-- BEGIN Material for the task --
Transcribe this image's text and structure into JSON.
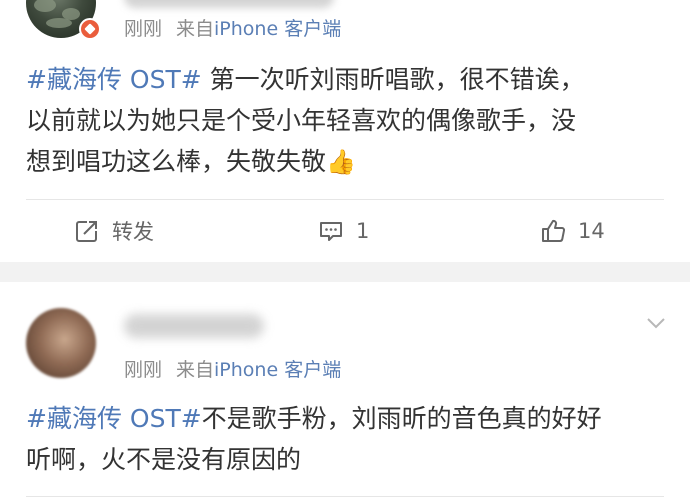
{
  "posts": [
    {
      "time": "刚刚",
      "source_prefix": "来自",
      "source_device": "iPhone 客户端",
      "hashtag": "#藏海传 OST#",
      "text_line1": " 第一次听刘雨昕唱歌，很不错诶，",
      "text_line2": "以前就以为她只是个受小年轻喜欢的偶像歌手，没",
      "text_line3": "想到唱功这么棒，失敬失敬",
      "emoji": "👍",
      "actions": {
        "repost_label": "转发",
        "comment_count": "1",
        "like_count": "14"
      }
    },
    {
      "time": "刚刚",
      "source_prefix": "来自",
      "source_device": "iPhone 客户端",
      "hashtag": "#藏海传 OST#",
      "text_line1": "不是歌手粉，刘雨昕的音色真的好好",
      "text_line2": "听啊，火不是没有原因的"
    }
  ],
  "colors": {
    "hashtag": "#4f79b7",
    "device": "#5b7fb5",
    "meta": "#8c8c8c",
    "badge": "#ea5d3c"
  },
  "icons": {
    "repost": "repost-icon",
    "comment": "comment-icon",
    "like": "thumbs-up-icon",
    "menu": "chevron-down-icon",
    "verified": "verified-badge-icon"
  }
}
-- END Material for the task --
Short problem
Without the pictures, write out the whole listing above exactly as it appears.

Task answer
Transcribe this image's text and structure into JSON.
{
  "posts": [
    {
      "time": "刚刚",
      "source_prefix": "来自",
      "source_device": "iPhone 客户端",
      "hashtag": "#藏海传 OST#",
      "text_line1": " 第一次听刘雨昕唱歌，很不错诶，",
      "text_line2": "以前就以为她只是个受小年轻喜欢的偶像歌手，没",
      "text_line3": "想到唱功这么棒，失敬失敬",
      "emoji": "👍",
      "actions": {
        "repost_label": "转发",
        "comment_count": "1",
        "like_count": "14"
      }
    },
    {
      "time": "刚刚",
      "source_prefix": "来自",
      "source_device": "iPhone 客户端",
      "hashtag": "#藏海传 OST#",
      "text_line1": "不是歌手粉，刘雨昕的音色真的好好",
      "text_line2": "听啊，火不是没有原因的"
    }
  ],
  "colors": {
    "hashtag": "#4f79b7",
    "device": "#5b7fb5",
    "meta": "#8c8c8c",
    "badge": "#ea5d3c"
  },
  "icons": {
    "repost": "repost-icon",
    "comment": "comment-icon",
    "like": "thumbs-up-icon",
    "menu": "chevron-down-icon",
    "verified": "verified-badge-icon"
  }
}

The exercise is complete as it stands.